§ WHAT THE EXERCISE ASKS
All of the entries need to be written out again, exactly as they are.

(Entries with figure data)

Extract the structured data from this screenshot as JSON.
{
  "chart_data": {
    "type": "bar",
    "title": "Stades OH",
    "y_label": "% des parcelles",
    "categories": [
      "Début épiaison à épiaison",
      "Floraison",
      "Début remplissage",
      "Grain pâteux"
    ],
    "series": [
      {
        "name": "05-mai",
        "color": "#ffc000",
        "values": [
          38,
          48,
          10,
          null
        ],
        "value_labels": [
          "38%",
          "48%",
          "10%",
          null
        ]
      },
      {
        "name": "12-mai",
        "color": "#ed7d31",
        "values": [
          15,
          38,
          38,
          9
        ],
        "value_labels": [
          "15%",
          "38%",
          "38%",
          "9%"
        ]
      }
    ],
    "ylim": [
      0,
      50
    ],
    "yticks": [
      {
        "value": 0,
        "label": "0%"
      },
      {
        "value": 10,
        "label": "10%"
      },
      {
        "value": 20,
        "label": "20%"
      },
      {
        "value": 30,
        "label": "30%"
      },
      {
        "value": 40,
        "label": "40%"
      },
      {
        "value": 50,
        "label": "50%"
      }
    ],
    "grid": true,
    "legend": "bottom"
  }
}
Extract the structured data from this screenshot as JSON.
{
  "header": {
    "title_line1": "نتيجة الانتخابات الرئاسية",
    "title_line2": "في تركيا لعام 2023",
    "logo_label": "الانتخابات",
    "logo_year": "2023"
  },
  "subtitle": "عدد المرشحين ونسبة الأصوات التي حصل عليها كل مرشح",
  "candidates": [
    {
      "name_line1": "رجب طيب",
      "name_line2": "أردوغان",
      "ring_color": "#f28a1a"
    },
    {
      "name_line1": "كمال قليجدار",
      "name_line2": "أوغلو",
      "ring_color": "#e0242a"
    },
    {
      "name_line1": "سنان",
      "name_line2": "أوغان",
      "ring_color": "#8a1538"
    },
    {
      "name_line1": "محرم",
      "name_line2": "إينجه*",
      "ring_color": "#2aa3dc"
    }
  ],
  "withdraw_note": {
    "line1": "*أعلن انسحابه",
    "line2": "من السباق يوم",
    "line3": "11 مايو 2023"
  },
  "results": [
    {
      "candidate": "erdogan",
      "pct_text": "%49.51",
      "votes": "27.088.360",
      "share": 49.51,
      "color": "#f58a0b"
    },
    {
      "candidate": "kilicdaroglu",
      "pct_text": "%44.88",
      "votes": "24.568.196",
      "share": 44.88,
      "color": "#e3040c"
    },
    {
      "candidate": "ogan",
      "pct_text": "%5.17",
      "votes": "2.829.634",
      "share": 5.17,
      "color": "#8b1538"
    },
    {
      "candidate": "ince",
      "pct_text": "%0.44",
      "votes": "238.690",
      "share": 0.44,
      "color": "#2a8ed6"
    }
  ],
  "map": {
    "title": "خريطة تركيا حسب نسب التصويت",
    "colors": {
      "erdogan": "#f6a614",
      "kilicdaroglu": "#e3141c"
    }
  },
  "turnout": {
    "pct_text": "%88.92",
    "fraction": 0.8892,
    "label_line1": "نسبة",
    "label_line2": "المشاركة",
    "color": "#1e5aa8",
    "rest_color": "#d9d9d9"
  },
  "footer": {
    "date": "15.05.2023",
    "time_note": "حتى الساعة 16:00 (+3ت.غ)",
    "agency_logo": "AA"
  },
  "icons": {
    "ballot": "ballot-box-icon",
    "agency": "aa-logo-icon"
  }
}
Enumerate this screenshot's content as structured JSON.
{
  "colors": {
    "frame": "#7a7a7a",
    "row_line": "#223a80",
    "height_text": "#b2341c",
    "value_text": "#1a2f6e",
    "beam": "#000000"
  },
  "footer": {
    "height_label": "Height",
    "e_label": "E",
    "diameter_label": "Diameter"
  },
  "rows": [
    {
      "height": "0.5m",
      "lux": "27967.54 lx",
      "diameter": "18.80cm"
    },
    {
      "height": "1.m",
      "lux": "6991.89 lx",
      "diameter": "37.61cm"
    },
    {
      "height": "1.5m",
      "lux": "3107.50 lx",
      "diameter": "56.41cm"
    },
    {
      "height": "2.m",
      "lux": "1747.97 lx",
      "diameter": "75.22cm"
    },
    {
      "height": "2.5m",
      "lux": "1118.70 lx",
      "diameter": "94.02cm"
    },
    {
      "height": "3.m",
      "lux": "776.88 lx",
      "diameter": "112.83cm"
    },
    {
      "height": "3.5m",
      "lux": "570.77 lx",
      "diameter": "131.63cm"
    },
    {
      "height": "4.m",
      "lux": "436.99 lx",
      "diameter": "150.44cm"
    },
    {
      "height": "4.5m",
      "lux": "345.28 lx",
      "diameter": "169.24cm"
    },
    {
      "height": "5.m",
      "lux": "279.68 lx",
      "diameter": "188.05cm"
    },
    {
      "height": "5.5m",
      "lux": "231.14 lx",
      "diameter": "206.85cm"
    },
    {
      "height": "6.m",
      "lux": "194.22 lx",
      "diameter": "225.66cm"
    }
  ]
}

§ RESULT BELOW
Extract the structured data from this screenshot as JSON.
{
  "chart_data": {
    "type": "bar",
    "title": "Stades OH",
    "y_label": "% des parcelles",
    "categories": [
      "Début épiaison à épiaison",
      "Floraison",
      "Début remplissage",
      "Grain pâteux"
    ],
    "series": [
      {
        "name": "05-mai",
        "color": "#ffc000",
        "values": [
          38,
          48,
          10,
          null
        ],
        "value_labels": [
          "38%",
          "48%",
          "10%",
          null
        ]
      },
      {
        "name": "12-mai",
        "color": "#ed7d31",
        "values": [
          15,
          38,
          38,
          9
        ],
        "value_labels": [
          "15%",
          "38%",
          "38%",
          "9%"
        ]
      }
    ],
    "ylim": [
      0,
      50
    ],
    "yticks": [
      {
        "value": 0,
        "label": "0%"
      },
      {
        "value": 10,
        "label": "10%"
      },
      {
        "value": 20,
        "label": "20%"
      },
      {
        "value": 30,
        "label": "30%"
      },
      {
        "value": 40,
        "label": "40%"
      },
      {
        "value": 50,
        "label": "50%"
      }
    ],
    "grid": true,
    "legend": "bottom"
  }
}
Extract the structured data from this screenshot as JSON.
{
  "header": {
    "title_line1": "نتيجة الانتخابات الرئاسية",
    "title_line2": "في تركيا لعام 2023",
    "logo_label": "الانتخابات",
    "logo_year": "2023"
  },
  "subtitle": "عدد المرشحين ونسبة الأصوات التي حصل عليها كل مرشح",
  "candidates": [
    {
      "name_line1": "رجب طيب",
      "name_line2": "أردوغان",
      "ring_color": "#f28a1a"
    },
    {
      "name_line1": "كمال قليجدار",
      "name_line2": "أوغلو",
      "ring_color": "#e0242a"
    },
    {
      "name_line1": "سنان",
      "name_line2": "أوغان",
      "ring_color": "#8a1538"
    },
    {
      "name_line1": "محرم",
      "name_line2": "إينجه*",
      "ring_color": "#2aa3dc"
    }
  ],
  "withdraw_note": {
    "line1": "*أعلن انسحابه",
    "line2": "من السباق يوم",
    "line3": "11 مايو 2023"
  },
  "results": [
    {
      "candidate": "erdogan",
      "pct_text": "%49.51",
      "votes": "27.088.360",
      "share": 49.51,
      "color": "#f58a0b"
    },
    {
      "candidate": "kilicdaroglu",
      "pct_text": "%44.88",
      "votes": "24.568.196",
      "share": 44.88,
      "color": "#e3040c"
    },
    {
      "candidate": "ogan",
      "pct_text": "%5.17",
      "votes": "2.829.634",
      "share": 5.17,
      "color": "#8b1538"
    },
    {
      "candidate": "ince",
      "pct_text": "%0.44",
      "votes": "238.690",
      "share": 0.44,
      "color": "#2a8ed6"
    }
  ],
  "map": {
    "title": "خريطة تركيا حسب نسب التصويت",
    "colors": {
      "erdogan": "#f6a614",
      "kilicdaroglu": "#e3141c"
    }
  },
  "turnout": {
    "pct_text": "%88.92",
    "fraction": 0.8892,
    "label_line1": "نسبة",
    "label_line2": "المشاركة",
    "color": "#1e5aa8",
    "rest_color": "#d9d9d9"
  },
  "footer": {
    "date": "15.05.2023",
    "time_note": "حتى الساعة 16:00 (+3ت.غ)",
    "agency_logo": "AA"
  },
  "icons": {
    "ballot": "ballot-box-icon",
    "agency": "aa-logo-icon"
  }
}
Enumerate this screenshot's content as structured JSON.
{
  "colors": {
    "frame": "#7a7a7a",
    "row_line": "#223a80",
    "height_text": "#b2341c",
    "value_text": "#1a2f6e",
    "beam": "#000000"
  },
  "footer": {
    "height_label": "Height",
    "e_label": "E",
    "diameter_label": "Diameter"
  },
  "rows": [
    {
      "height": "0.5m",
      "lux": "27967.54 lx",
      "diameter": "18.80cm"
    },
    {
      "height": "1.m",
      "lux": "6991.89 lx",
      "diameter": "37.61cm"
    },
    {
      "height": "1.5m",
      "lux": "3107.50 lx",
      "diameter": "56.41cm"
    },
    {
      "height": "2.m",
      "lux": "1747.97 lx",
      "diameter": "75.22cm"
    },
    {
      "height": "2.5m",
      "lux": "1118.70 lx",
      "diameter": "94.02cm"
    },
    {
      "height": "3.m",
      "lux": "776.88 lx",
      "diameter": "112.83cm"
    },
    {
      "height": "3.5m",
      "lux": "570.77 lx",
      "diameter": "131.63cm"
    },
    {
      "height": "4.m",
      "lux": "436.99 lx",
      "diameter": "150.44cm"
    },
    {
      "height": "4.5m",
      "lux": "345.28 lx",
      "diameter": "169.24cm"
    },
    {
      "height": "5.m",
      "lux": "279.68 lx",
      "diameter": "188.05cm"
    },
    {
      "height": "5.5m",
      "lux": "231.14 lx",
      "diameter": "206.85cm"
    },
    {
      "height": "6.m",
      "lux": "194.22 lx",
      "diameter": "225.66cm"
    }
  ]
}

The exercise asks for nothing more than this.